▸ Aim
Find the lines holding the word "form" and collect them.

[Saved entries]
● ● ● ● ● ● ●
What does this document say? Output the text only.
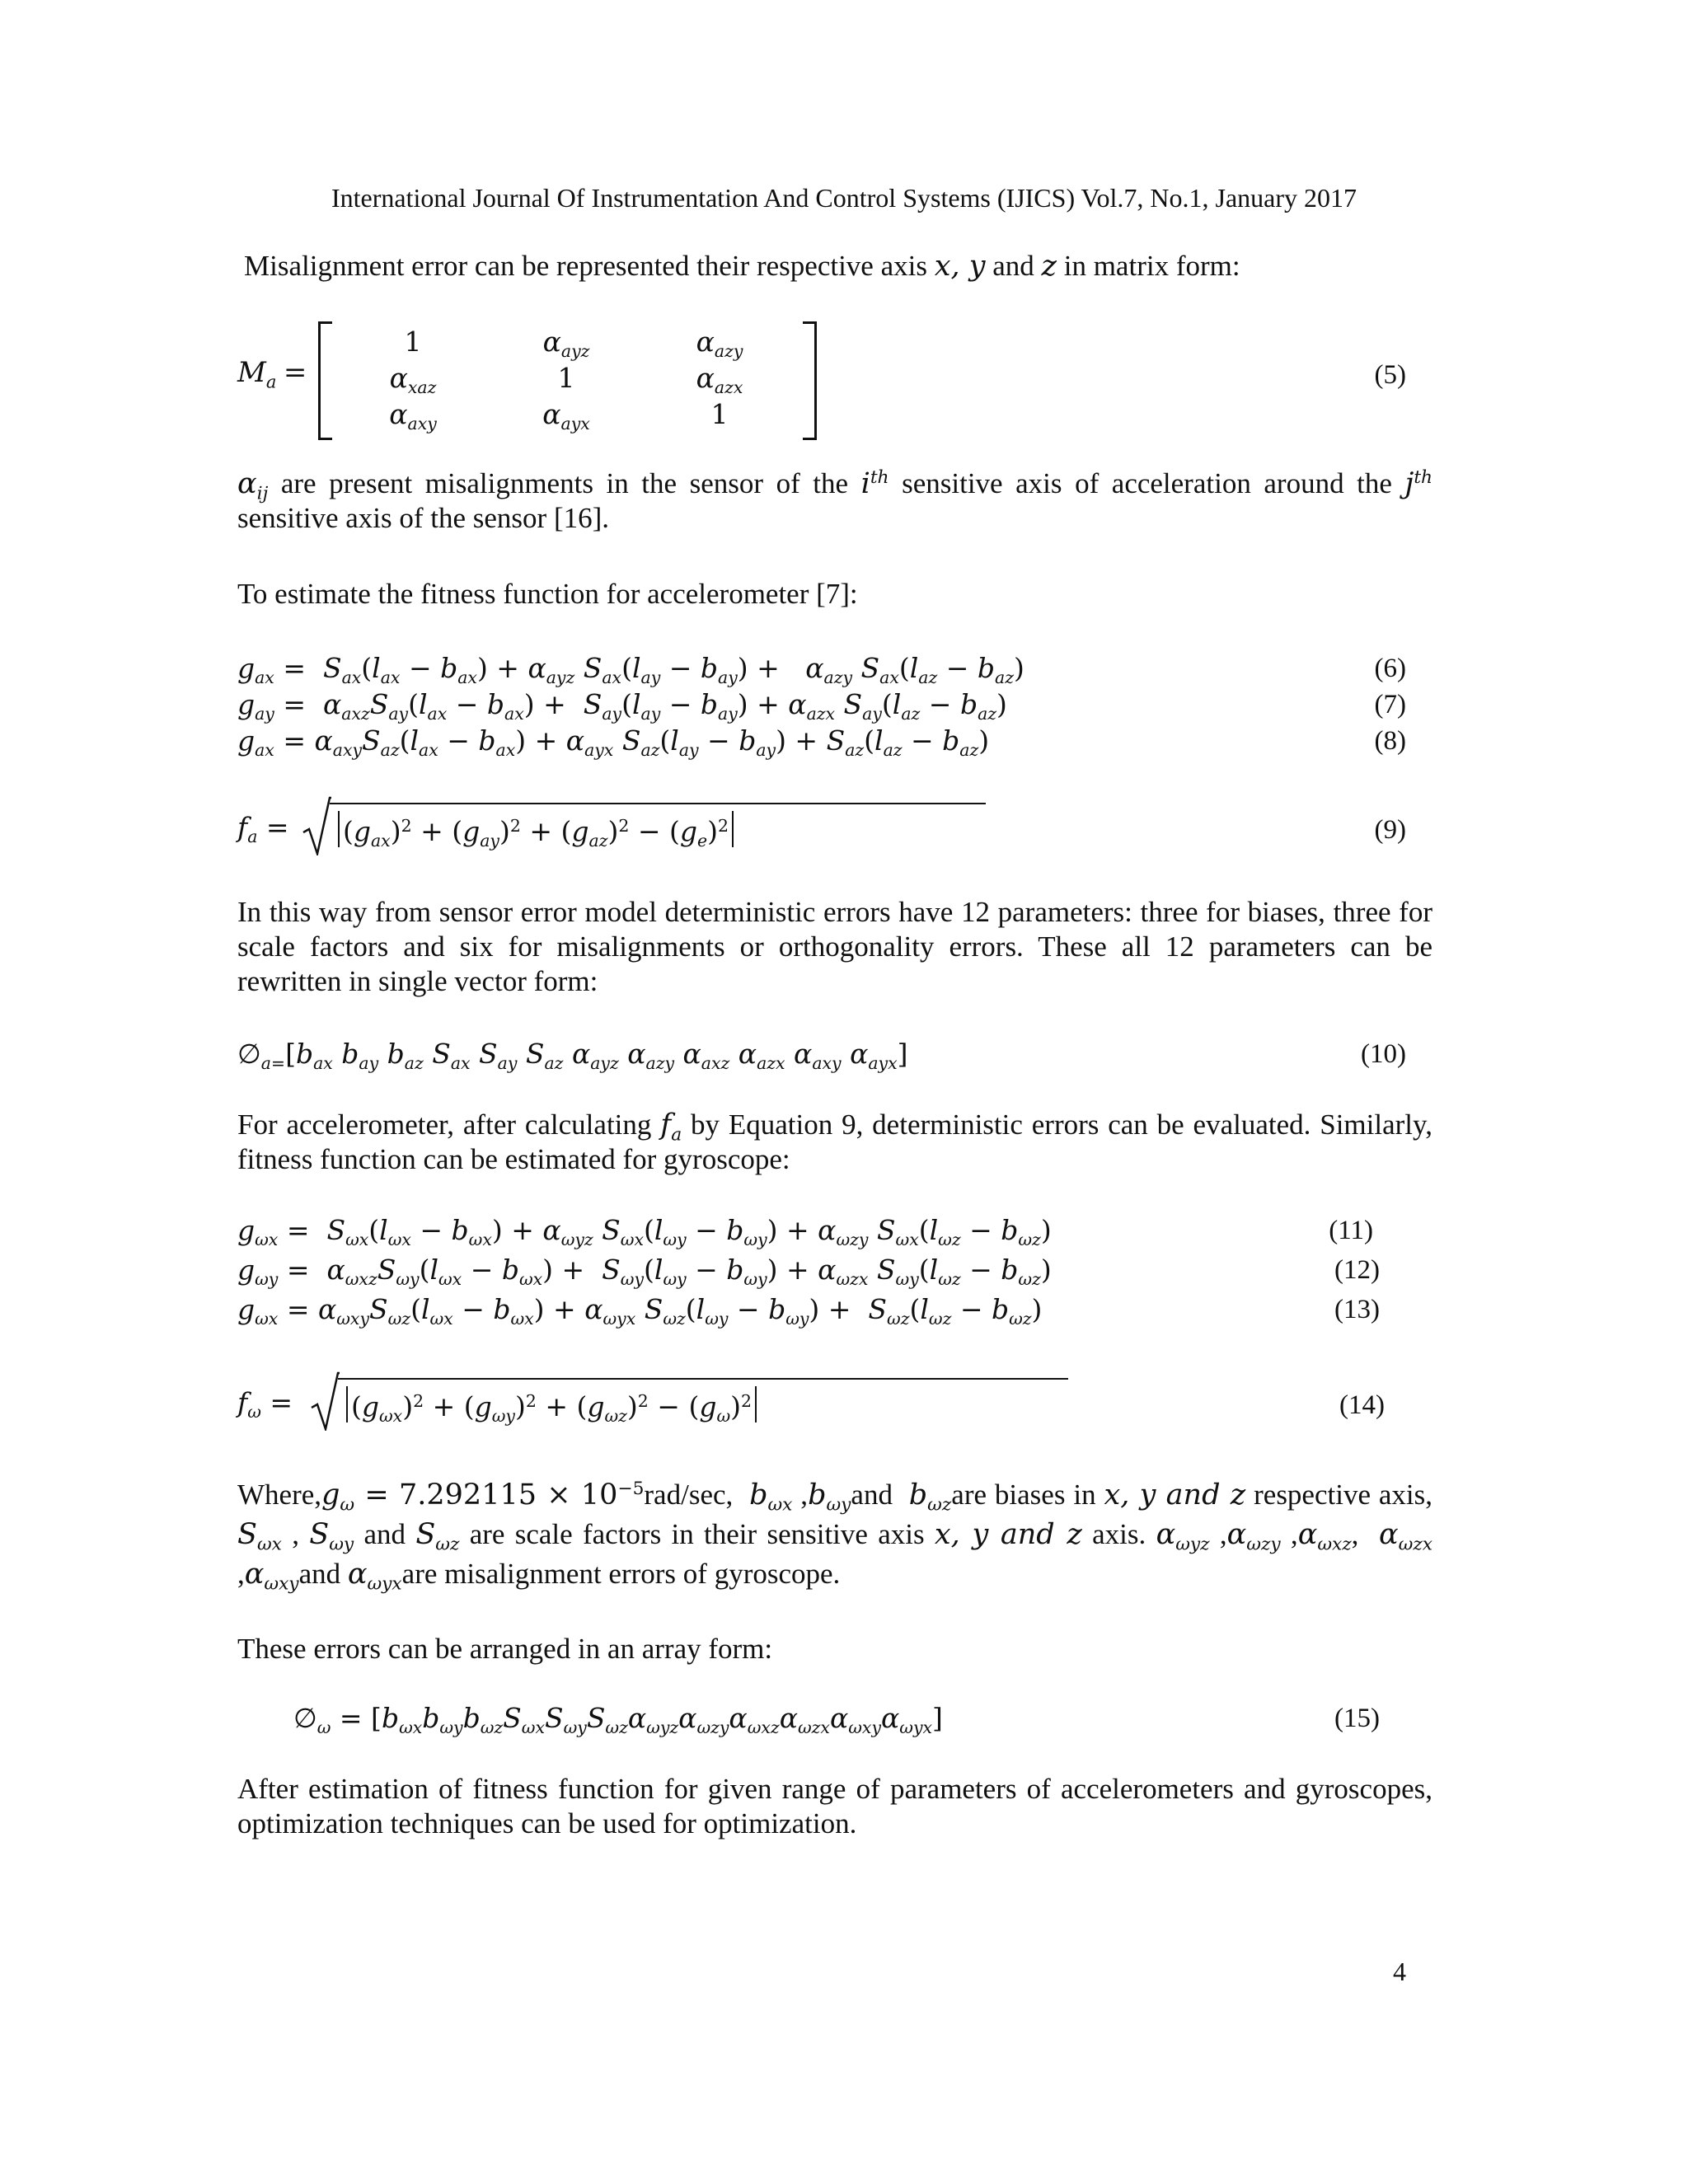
International Journal Of Instrumentation And Control Systems (IJICS) Vol.7, No.1, January 2017

Misalignment error can be represented their respective axis x, y and z in matrix form:

$M_a$ =
1	$\alpha_{ayz}$	$\alpha_{azy}$
$\alpha_{xaz}$	1	$\alpha_{azx}$
$\alpha_{axy}$	$\alpha_{ayx}$	1
(5)

$\alpha_{ij}$ are present misalignments in the sensor of the $i^{th}$ sensitive axis of acceleration around the $j^{th}$ sensitive axis of the sensor [16].

To estimate the fitness function for accelerometer [7]:

$g_{ax} = S_{ax}(l_{ax} - b_{ax}) + \alpha_{ayz}$ $S_{ax}(l_{ay} - b_{ay}) + \alpha_{azy}$ $S_{ax}(l_{az} - b_{az})$	(6)
$g_{ay} = \alpha_{axz}S_{ay}(l_{ax} - b_{ax}) + S_{ay}(l_{ay} - b_{ay}) + \alpha_{azx}$ $S_{ay}(l_{az} - b_{az})$	(7)
$g_{ax} = \alpha_{axy}S_{az}(l_{ax} - b_{ax}) + \alpha_{ayx}$ $S_{az}(l_{ay} - b_{ay}) + S_{az}(l_{az} - b_{az})$	(8)
$f_a$ =	$(g_{ax})^2 + (g_{ay})^2 + (g_{az})^2 - (g_e)^2$	(9)

In this way from sensor error model deterministic errors have 12 parameters: three for biases, three for scale factors and six for misalignments or orthogonality errors. These all 12 parameters can be rewritten in single vector form:

$\emptyset_{a=}[b_{ax}$ $b_{ay}$ $b_{az}$ $S_{ax}$ $S_{ay}$ $S_{az}$ $\alpha_{ayz}$ $\alpha_{azy}$ $\alpha_{axz}$ $\alpha_{azx}$ $\alpha_{axy}$ $\alpha_{ayx}$]	(10)

For accelerometer, after calculating $f_a$ by Equation 9, deterministic errors can be evaluated. Similarly, fitness function can be estimated for gyroscope:

$g_{\omega x} = S_{\omega x}(l_{\omega x} - b_{\omega x}) + \alpha_{\omega yz}$ $S_{\omega x}(l_{\omega y} - b_{\omega y}) + \alpha_{\omega zy}$ $S_{\omega x}(l_{\omega z} - b_{\omega z})$	(11)
$g_{\omega y} = \alpha_{\omega xz}S_{\omega y}(l_{\omega x} - b_{\omega x}) + S_{\omega y}(l_{\omega y} - b_{\omega y}) + \alpha_{\omega zx}$ $S_{\omega y}(l_{\omega z} - b_{\omega z})$	(12)
$g_{\omega x} = \alpha_{\omega xy}S_{\omega z}(l_{\omega x} - b_{\omega x}) + \alpha_{\omega yx}$ $S_{\omega z}(l_{\omega y} - b_{\omega y}) + S_{\omega z}(l_{\omega z} - b_{\omega z})$	(13)
$f_\omega$ =	$(g_{\omega x})^2 + (g_{\omega y})^2 + (g_{\omega z})^2 - (g_\omega)^2$	(14)

$Where,g_\omega = 7.292115 \times 10^{-5}rad/\sec$, $b_{\omega x}$ $,b_{\omega y}and$  $b_{\omega z}are$ biases in x, y and z respective axis, $S_{\omega x}$ , $S_{\omega y}$ and $S_{\omega z}$ are scale factors in their sensitive axis x, y and z axis. $\alpha_{\omega yz}$ $,\alpha_{\omega zy}$ $,\alpha_{\omega xz}$,  $\alpha_{\omega zx}$ $,\alpha_{\omega xy}and$ $\alpha_{\omega yx}are$ misalignment errors of gyroscope.

These errors can be arranged in an array form:

$\emptyset_\omega = [b_{\omega x}b_{\omega y}b_{\omega z}S_{\omega x}S_{\omega y}S_{\omega z}\alpha_{\omega yz}\alpha_{\omega zy}\alpha_{\omega xz}\alpha_{\omega zx}\alpha_{\omega xy}\alpha_{\omega yx}]$	(15)

After estimation of fitness function for given range of parameters of accelerometers and gyroscopes, optimization techniques can be used for optimization.

4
● ● ● ● ● ● ●
▸ Solution for this task
Misalignment error can be represented their respective axis x, y and z in matrix form:
In this way from sensor error model deterministic errors have 12 parameters: three for biases, three for scale factors and six for misalignments or orthogonality errors. These all 12 parameters can be rewritten in single vector form:
These errors can be arranged in an array form:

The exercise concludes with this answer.